* [Directions] Copy the rows below, changing "Wallpoet" to "Roboto" everywhere it occurs and keeping every other character the same. Omit the pictures from your copy.

* [Excerpted records]
* BEGIN *

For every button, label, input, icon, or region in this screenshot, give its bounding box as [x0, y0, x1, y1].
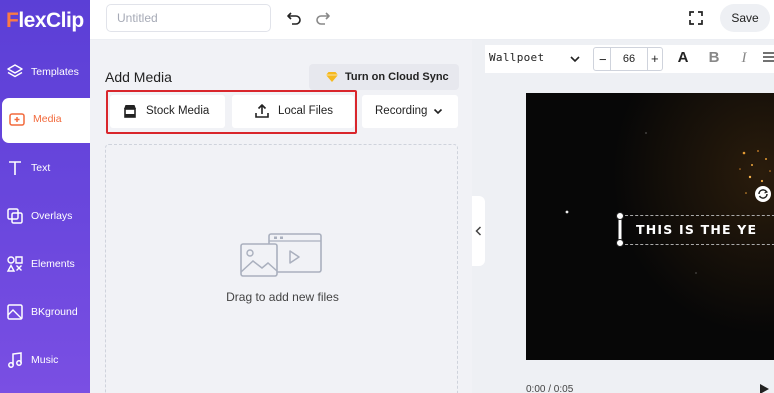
- music-icon: [8, 352, 22, 368]
- media-files-icon: [240, 233, 322, 277]
- app-root: FlexClip Templates Media Text Overlays E…: [0, 0, 774, 393]
- font-select[interactable]: Wallpoet: [489, 51, 544, 64]
- logo-text: lexClip: [18, 9, 84, 32]
- sidebar-item-media[interactable]: Media: [2, 98, 90, 143]
- undo-icon[interactable]: [286, 10, 302, 26]
- text-toolbar: Wallpoet − 66 + A B I: [485, 45, 774, 73]
- sidebar-item-label: Templates: [31, 66, 79, 78]
- sidebar-item-label: BKground: [31, 306, 78, 318]
- fullscreen-icon[interactable]: [688, 10, 704, 26]
- sidebar-item-elements[interactable]: Elements: [0, 243, 90, 288]
- recording-dropdown[interactable]: Recording: [362, 95, 458, 128]
- top-bar: Save: [90, 0, 774, 40]
- collapse-panel-handle[interactable]: [472, 196, 485, 266]
- sidebar: FlexClip Templates Media Text Overlays E…: [0, 0, 90, 393]
- flexclip-logo[interactable]: FlexClip: [6, 8, 84, 34]
- save-button[interactable]: Save: [720, 4, 770, 32]
- project-title-input[interactable]: [106, 4, 271, 32]
- media-icon: [9, 113, 25, 126]
- recording-label: Recording: [375, 105, 428, 117]
- sidebar-item-templates[interactable]: Templates: [0, 51, 90, 96]
- text-icon: [9, 161, 21, 175]
- italic-icon[interactable]: I: [735, 49, 753, 67]
- annotation-highlight-box: [106, 90, 357, 134]
- sidebar-item-overlays[interactable]: Overlays: [0, 195, 90, 240]
- upload-dropzone[interactable]: Drag to add new files: [105, 144, 458, 393]
- cloud-sync-label: Turn on Cloud Sync: [345, 71, 449, 83]
- increase-font-size-button[interactable]: +: [651, 51, 659, 66]
- diamond-icon: [326, 72, 338, 82]
- rotate-icon[interactable]: [754, 185, 772, 203]
- align-icon[interactable]: [762, 49, 774, 67]
- font-size-value[interactable]: 66: [610, 48, 648, 70]
- background-icon: [7, 304, 23, 320]
- sidebar-item-text[interactable]: Text: [0, 147, 90, 192]
- elements-icon: [6, 256, 23, 272]
- chevron-left-icon: [475, 226, 482, 236]
- panel-title: Add Media: [105, 69, 172, 85]
- decrease-font-size-button[interactable]: −: [599, 52, 607, 67]
- chevron-down-icon[interactable]: [569, 54, 581, 64]
- overlays-icon: [7, 208, 23, 224]
- sidebar-item-label: Text: [31, 162, 51, 174]
- sidebar-item-bkground[interactable]: BKground: [0, 291, 90, 336]
- bold-icon[interactable]: B: [705, 49, 723, 67]
- media-panel: Add Media Turn on Cloud Sync Stock Media…: [90, 40, 472, 393]
- sidebar-item-label: Elements: [31, 258, 75, 270]
- logo-prefix: F: [6, 9, 19, 32]
- dropzone-text: Drag to add new files: [226, 290, 339, 304]
- sidebar-item-label: Music: [31, 354, 59, 366]
- cloud-sync-button[interactable]: Turn on Cloud Sync: [309, 64, 459, 90]
- play-icon[interactable]: [758, 384, 770, 393]
- video-overlay-text[interactable]: THIS IS THE YE: [636, 222, 757, 237]
- sidebar-item-music[interactable]: Music: [0, 339, 90, 384]
- chevron-down-icon: [433, 108, 443, 115]
- text-color-icon[interactable]: A: [674, 49, 692, 67]
- sidebar-item-label: Media: [33, 113, 62, 125]
- resize-handle-icon[interactable]: [615, 212, 625, 247]
- layers-icon: [7, 64, 23, 78]
- playback-time: 0:00 / 0:05: [526, 384, 574, 393]
- sidebar-item-label: Overlays: [31, 210, 73, 222]
- redo-icon[interactable]: [315, 10, 331, 26]
- video-preview[interactable]: THIS IS THE YE: [526, 93, 774, 360]
- font-size-stepper[interactable]: − 66 +: [593, 47, 663, 71]
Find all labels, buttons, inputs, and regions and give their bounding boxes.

* END *

* [Output for this exercise]
For every button, label, input, icon, or region in this screenshot, give its bounding box as [x0, y0, x1, y1].
- music-icon: [8, 352, 22, 368]
- media-files-icon: [240, 233, 322, 277]
- app-root: FlexClip Templates Media Text Overlays E…: [0, 0, 774, 393]
- font-select[interactable]: Roboto: [489, 51, 544, 64]
- logo-text: lexClip: [18, 9, 84, 32]
- sidebar-item-media[interactable]: Media: [2, 98, 90, 143]
- undo-icon[interactable]: [286, 10, 302, 26]
- text-toolbar: Roboto − 66 + A B I: [485, 45, 774, 73]
- sidebar-item-label: Templates: [31, 66, 79, 78]
- sidebar-item-label: BKground: [31, 306, 78, 318]
- fullscreen-icon[interactable]: [688, 10, 704, 26]
- sidebar-item-elements[interactable]: Elements: [0, 243, 90, 288]
- recording-dropdown[interactable]: Recording: [362, 95, 458, 128]
- top-bar: Save: [90, 0, 774, 40]
- collapse-panel-handle[interactable]: [472, 196, 485, 266]
- sidebar: FlexClip Templates Media Text Overlays E…: [0, 0, 90, 393]
- flexclip-logo[interactable]: FlexClip: [6, 8, 84, 34]
- save-button[interactable]: Save: [720, 4, 770, 32]
- project-title-input[interactable]: [106, 4, 271, 32]
- media-icon: [9, 113, 25, 126]
- recording-label: Recording: [375, 105, 428, 117]
- sidebar-item-templates[interactable]: Templates: [0, 51, 90, 96]
- text-icon: [9, 161, 21, 175]
- italic-icon[interactable]: I: [735, 49, 753, 67]
- annotation-highlight-box: [106, 90, 357, 134]
- sidebar-item-overlays[interactable]: Overlays: [0, 195, 90, 240]
- upload-dropzone[interactable]: Drag to add new files: [105, 144, 458, 393]
- cloud-sync-label: Turn on Cloud Sync: [345, 71, 449, 83]
- increase-font-size-button[interactable]: +: [651, 51, 659, 66]
- diamond-icon: [326, 72, 338, 82]
- rotate-icon[interactable]: [754, 185, 772, 203]
- align-icon[interactable]: [762, 49, 774, 67]
- font-size-value[interactable]: 66: [610, 48, 648, 70]
- background-icon: [7, 304, 23, 320]
- sidebar-item-text[interactable]: Text: [0, 147, 90, 192]
- elements-icon: [6, 256, 23, 272]
- chevron-left-icon: [475, 226, 482, 236]
- panel-title: Add Media: [105, 69, 172, 85]
- decrease-font-size-button[interactable]: −: [599, 52, 607, 67]
- chevron-down-icon[interactable]: [569, 54, 581, 64]
- overlays-icon: [7, 208, 23, 224]
- sidebar-item-label: Text: [31, 162, 51, 174]
- sidebar-item-bkground[interactable]: BKground: [0, 291, 90, 336]
- bold-icon[interactable]: B: [705, 49, 723, 67]
- media-panel: Add Media Turn on Cloud Sync Stock Media…: [90, 40, 472, 393]
- sidebar-item-label: Elements: [31, 258, 75, 270]
- logo-prefix: F: [6, 9, 19, 32]
- dropzone-text: Drag to add new files: [226, 290, 339, 304]
- sidebar-item-label: Music: [31, 354, 59, 366]
- cloud-sync-button[interactable]: Turn on Cloud Sync: [309, 64, 459, 90]
- play-icon[interactable]: [758, 384, 770, 393]
- video-overlay-text[interactable]: THIS IS THE YE: [636, 222, 757, 237]
- sidebar-item-music[interactable]: Music: [0, 339, 90, 384]
- chevron-down-icon: [433, 108, 443, 115]
- text-color-icon[interactable]: A: [674, 49, 692, 67]
- sidebar-item-label: Media: [33, 113, 62, 125]
- resize-handle-icon[interactable]: [615, 212, 625, 247]
- layers-icon: [7, 64, 23, 78]
- playback-time: 0:00 / 0:05: [526, 384, 574, 393]
- sidebar-item-label: Overlays: [31, 210, 73, 222]
- redo-icon[interactable]: [315, 10, 331, 26]
- video-preview[interactable]: THIS IS THE YE: [526, 93, 774, 360]
- font-size-stepper[interactable]: − 66 +: [593, 47, 663, 71]
Find all labels, buttons, inputs, and regions and give their bounding boxes.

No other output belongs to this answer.